"""

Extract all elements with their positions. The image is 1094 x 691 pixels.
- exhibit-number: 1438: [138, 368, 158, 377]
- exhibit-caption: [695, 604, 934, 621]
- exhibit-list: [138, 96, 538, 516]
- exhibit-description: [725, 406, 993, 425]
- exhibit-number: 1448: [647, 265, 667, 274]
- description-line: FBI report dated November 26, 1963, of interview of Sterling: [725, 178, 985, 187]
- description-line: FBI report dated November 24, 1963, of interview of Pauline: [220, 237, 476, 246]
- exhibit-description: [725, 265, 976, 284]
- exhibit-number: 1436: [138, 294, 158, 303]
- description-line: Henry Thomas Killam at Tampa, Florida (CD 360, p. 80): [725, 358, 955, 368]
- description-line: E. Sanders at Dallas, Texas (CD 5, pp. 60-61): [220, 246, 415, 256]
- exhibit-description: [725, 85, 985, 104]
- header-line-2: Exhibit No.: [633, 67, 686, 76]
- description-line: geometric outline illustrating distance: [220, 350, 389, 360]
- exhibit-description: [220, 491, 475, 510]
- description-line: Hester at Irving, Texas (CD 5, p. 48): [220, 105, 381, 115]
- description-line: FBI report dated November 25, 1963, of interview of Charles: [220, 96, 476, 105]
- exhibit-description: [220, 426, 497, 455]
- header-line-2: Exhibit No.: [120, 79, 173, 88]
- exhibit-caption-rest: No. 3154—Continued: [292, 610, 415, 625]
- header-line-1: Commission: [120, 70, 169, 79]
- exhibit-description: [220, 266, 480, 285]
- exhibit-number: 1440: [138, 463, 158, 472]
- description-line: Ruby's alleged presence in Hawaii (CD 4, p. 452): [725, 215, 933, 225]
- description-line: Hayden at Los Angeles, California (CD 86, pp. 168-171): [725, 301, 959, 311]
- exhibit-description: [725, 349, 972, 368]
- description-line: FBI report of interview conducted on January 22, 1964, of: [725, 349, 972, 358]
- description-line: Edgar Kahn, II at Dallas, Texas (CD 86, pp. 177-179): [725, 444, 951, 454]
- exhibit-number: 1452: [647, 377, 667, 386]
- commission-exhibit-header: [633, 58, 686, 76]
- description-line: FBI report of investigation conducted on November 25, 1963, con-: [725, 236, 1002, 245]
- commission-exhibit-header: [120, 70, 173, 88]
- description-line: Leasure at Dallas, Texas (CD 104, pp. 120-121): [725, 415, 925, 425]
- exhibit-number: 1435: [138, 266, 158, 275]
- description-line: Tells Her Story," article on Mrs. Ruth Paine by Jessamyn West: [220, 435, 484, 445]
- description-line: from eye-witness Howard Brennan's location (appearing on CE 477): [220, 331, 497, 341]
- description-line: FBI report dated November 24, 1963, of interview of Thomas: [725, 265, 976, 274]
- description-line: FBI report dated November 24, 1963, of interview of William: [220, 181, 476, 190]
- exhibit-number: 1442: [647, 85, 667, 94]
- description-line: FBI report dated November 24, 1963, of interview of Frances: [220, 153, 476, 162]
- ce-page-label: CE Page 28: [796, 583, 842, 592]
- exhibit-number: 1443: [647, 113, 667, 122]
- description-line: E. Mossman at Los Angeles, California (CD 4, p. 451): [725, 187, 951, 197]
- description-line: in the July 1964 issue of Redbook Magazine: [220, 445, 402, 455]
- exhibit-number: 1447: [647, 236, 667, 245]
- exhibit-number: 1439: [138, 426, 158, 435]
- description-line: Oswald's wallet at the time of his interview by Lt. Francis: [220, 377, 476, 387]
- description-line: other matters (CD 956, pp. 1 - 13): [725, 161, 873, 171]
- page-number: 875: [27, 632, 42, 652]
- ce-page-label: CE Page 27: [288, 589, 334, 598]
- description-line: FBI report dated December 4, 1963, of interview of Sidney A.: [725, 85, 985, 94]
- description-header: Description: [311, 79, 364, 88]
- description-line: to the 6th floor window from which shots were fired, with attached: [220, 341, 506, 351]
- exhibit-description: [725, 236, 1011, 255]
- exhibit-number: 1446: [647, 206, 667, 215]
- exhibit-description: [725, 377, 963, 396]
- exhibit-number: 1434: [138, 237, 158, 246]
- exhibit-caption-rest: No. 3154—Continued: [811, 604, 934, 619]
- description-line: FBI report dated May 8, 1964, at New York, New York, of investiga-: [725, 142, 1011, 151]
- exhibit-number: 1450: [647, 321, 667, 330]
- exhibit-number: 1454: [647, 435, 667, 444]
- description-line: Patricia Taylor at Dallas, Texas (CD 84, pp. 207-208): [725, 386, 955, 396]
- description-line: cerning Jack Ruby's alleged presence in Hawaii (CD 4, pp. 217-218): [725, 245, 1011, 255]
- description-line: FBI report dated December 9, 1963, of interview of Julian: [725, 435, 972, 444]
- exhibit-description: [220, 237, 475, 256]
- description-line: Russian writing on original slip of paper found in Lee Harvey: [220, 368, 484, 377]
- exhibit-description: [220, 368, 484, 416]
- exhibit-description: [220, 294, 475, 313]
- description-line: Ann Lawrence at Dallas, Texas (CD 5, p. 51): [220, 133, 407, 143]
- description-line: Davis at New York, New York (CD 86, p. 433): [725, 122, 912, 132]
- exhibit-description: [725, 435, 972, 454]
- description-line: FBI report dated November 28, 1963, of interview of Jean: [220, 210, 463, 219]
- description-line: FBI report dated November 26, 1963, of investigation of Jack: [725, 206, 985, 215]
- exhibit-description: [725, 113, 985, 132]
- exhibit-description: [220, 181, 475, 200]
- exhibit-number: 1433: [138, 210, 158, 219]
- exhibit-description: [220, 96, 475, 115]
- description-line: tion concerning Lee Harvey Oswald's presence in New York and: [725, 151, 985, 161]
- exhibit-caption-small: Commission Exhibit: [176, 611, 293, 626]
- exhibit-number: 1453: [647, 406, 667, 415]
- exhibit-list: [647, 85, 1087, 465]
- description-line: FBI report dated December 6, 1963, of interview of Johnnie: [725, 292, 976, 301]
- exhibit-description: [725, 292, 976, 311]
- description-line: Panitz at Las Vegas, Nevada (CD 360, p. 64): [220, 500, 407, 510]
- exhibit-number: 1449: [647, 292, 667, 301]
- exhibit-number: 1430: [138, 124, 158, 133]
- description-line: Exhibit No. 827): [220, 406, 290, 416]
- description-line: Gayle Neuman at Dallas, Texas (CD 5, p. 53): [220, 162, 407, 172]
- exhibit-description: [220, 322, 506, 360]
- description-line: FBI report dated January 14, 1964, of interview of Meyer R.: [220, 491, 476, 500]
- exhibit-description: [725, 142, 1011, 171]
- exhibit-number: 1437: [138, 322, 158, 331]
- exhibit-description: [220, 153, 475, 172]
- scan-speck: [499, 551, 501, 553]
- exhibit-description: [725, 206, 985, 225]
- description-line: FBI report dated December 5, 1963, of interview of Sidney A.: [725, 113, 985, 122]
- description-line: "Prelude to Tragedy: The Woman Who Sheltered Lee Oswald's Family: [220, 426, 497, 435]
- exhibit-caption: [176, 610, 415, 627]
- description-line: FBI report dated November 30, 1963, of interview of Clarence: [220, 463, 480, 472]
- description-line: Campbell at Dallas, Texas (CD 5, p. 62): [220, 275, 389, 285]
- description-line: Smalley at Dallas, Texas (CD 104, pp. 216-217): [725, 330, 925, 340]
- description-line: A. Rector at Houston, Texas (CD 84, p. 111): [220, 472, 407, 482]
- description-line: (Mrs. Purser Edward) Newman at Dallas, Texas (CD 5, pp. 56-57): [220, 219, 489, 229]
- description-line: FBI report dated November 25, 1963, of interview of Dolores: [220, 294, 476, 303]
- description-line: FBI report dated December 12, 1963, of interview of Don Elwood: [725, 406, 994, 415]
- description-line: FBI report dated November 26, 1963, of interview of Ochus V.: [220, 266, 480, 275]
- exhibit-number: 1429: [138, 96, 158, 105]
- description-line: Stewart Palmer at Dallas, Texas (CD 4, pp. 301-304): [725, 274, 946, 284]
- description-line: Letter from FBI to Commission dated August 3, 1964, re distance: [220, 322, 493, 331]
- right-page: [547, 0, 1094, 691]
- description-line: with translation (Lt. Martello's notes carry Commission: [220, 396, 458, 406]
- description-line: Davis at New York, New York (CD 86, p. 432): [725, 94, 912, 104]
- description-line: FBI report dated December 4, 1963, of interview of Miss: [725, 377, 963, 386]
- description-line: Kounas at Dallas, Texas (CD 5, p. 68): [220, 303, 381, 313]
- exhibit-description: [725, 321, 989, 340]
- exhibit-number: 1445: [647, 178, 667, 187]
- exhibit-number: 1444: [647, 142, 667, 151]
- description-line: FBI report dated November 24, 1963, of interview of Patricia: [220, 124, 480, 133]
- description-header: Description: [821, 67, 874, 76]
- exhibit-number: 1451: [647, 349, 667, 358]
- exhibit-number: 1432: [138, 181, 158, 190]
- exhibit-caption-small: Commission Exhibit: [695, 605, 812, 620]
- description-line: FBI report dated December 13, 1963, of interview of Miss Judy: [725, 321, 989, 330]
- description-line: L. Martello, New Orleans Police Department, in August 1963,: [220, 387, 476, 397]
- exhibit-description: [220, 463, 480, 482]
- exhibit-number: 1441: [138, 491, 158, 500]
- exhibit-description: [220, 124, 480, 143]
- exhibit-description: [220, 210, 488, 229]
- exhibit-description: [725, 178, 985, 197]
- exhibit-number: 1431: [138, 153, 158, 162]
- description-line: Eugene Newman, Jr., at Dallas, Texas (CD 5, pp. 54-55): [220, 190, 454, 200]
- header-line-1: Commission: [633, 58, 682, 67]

"""

#### TASK REQUIREMENTS
Return every line of the listing, from the very first one down to and including the line that contains "- exhibit-description: [725, 85, 985, 104]", without any changes.

#### TASK RESPONSE
Extract all elements with their positions. The image is 1094 x 691 pixels.
- exhibit-number: 1438: [138, 368, 158, 377]
- exhibit-caption: [695, 604, 934, 621]
- exhibit-list: [138, 96, 538, 516]
- exhibit-description: [725, 406, 993, 425]
- exhibit-number: 1448: [647, 265, 667, 274]
- description-line: FBI report dated November 26, 1963, of interview of Sterling: [725, 178, 985, 187]
- description-line: FBI report dated November 24, 1963, of interview of Pauline: [220, 237, 476, 246]
- exhibit-description: [725, 265, 976, 284]
- exhibit-number: 1436: [138, 294, 158, 303]
- description-line: Henry Thomas Killam at Tampa, Florida (CD 360, p. 80): [725, 358, 955, 368]
- description-line: E. Sanders at Dallas, Texas (CD 5, pp. 60-61): [220, 246, 415, 256]
- exhibit-description: [725, 85, 985, 104]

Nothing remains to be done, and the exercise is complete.